**Directive:**
Take the material below and retype it in full; pictures are left out.
<<<<
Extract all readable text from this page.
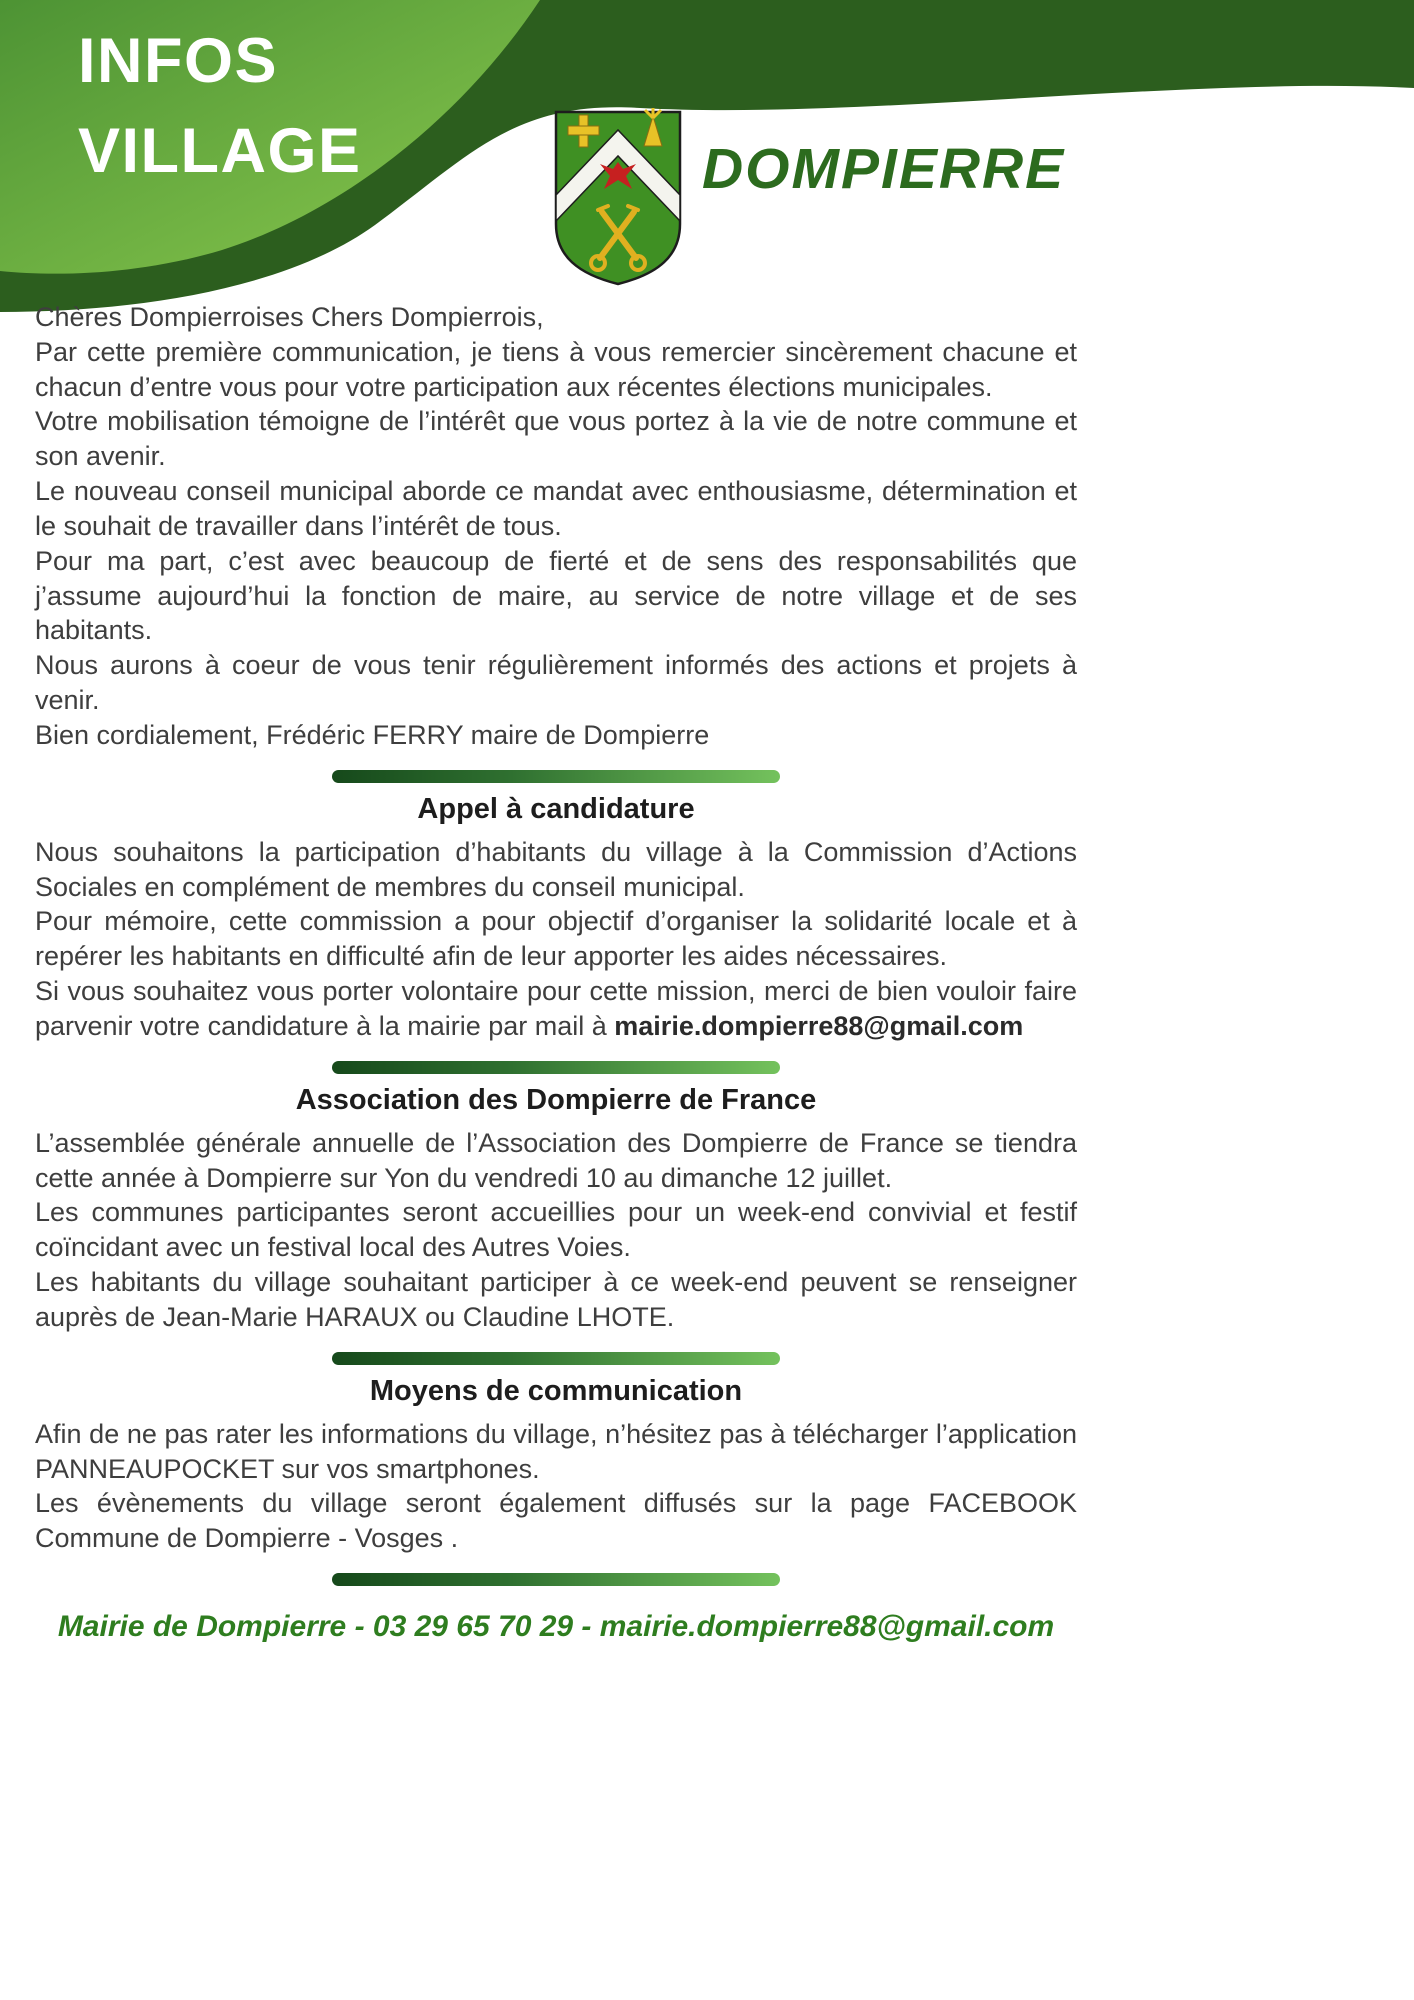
INFOS
VILLAGE	DOMPIERRE

Chères Dompierroises Chers Dompierrois,

Par cette première communication, je tiens à vous remercier sincèrement chacune et chacun d’entre vous pour votre participation aux récentes élections municipales.

Votre mobilisation témoigne de l’intérêt que vous portez à la vie de notre commune et son avenir.

Le nouveau conseil municipal aborde ce mandat avec enthousiasme, détermination et le souhait de travailler dans l’intérêt de tous.

Pour ma part, c’est avec beaucoup de fierté et de sens des responsabilités que j’assume aujourd’hui la fonction de maire, au service de notre village et de ses habitants.

Nous aurons à coeur de vous tenir régulièrement informés des actions et projets à venir.

Bien cordialement, Frédéric FERRY maire de Dompierre

Appel à candidature

Nous souhaitons la participation d’habitants du village à la Commission d’Actions Sociales en complément de membres du conseil municipal.

Pour mémoire, cette commission a pour objectif d’organiser la solidarité locale et à repérer les habitants en difficulté afin de leur apporter les aides nécessaires.

Si vous souhaitez vous porter volontaire pour cette mission, merci de bien vouloir faire parvenir votre candidature à la mairie par mail à mairie.dompierre88@gmail.com

Association des Dompierre de France

L’assemblée générale annuelle de l’Association des Dompierre de France se tiendra cette année à Dompierre sur Yon du vendredi 10 au dimanche 12 juillet.

Les communes participantes seront accueillies pour un week-end convivial et festif coïncidant avec un festival local des Autres Voies.

Les habitants du village souhaitant participer à ce week-end peuvent se renseigner auprès de Jean-Marie HARAUX ou Claudine LHOTE.

Moyens de communication

Afin de ne pas rater les informations du village, n’hésitez pas à télécharger l’application PANNEAUPOCKET sur vos smartphones.

Les évènements du village seront également diffusés sur la page FACEBOOK Commune de Dompierre - Vosges .

Mairie de Dompierre - 03 29 65 70 29 - mairie.dompierre88@gmail.com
>>>>
**Completed task:**
Extract all readable text from this page.
INFOS
VILLAGE	DOMPIERRE

Chères Dompierroises Chers Dompierrois,

Par cette première communication, je tiens à vous remercier sincèrement chacune et chacun d’entre vous pour votre participation aux récentes élections municipales.

Votre mobilisation témoigne de l’intérêt que vous portez à la vie de notre commune et son avenir.

Le nouveau conseil municipal aborde ce mandat avec enthousiasme, détermination et le souhait de travailler dans l’intérêt de tous.

Pour ma part, c’est avec beaucoup de fierté et de sens des responsabilités que j’assume aujourd’hui la fonction de maire, au service de notre village et de ses habitants.

Nous aurons à coeur de vous tenir régulièrement informés des actions et projets à venir.

Bien cordialement, Frédéric FERRY maire de Dompierre

Appel à candidature

Nous souhaitons la participation d’habitants du village à la Commission d’Actions Sociales en complément de membres du conseil municipal.

Pour mémoire, cette commission a pour objectif d’organiser la solidarité locale et à repérer les habitants en difficulté afin de leur apporter les aides nécessaires.

Si vous souhaitez vous porter volontaire pour cette mission, merci de bien vouloir faire parvenir votre candidature à la mairie par mail à mairie.dompierre88@gmail.com

Association des Dompierre de France

L’assemblée générale annuelle de l’Association des Dompierre de France se tiendra cette année à Dompierre sur Yon du vendredi 10 au dimanche 12 juillet.

Les communes participantes seront accueillies pour un week-end convivial et festif coïncidant avec un festival local des Autres Voies.

Les habitants du village souhaitant participer à ce week-end peuvent se renseigner auprès de Jean-Marie HARAUX ou Claudine LHOTE.

Moyens de communication

Afin de ne pas rater les informations du village, n’hésitez pas à télécharger l’application PANNEAUPOCKET sur vos smartphones.

Les évènements du village seront également diffusés sur la page FACEBOOK Commune de Dompierre - Vosges .

Mairie de Dompierre - 03 29 65 70 29 - mairie.dompierre88@gmail.com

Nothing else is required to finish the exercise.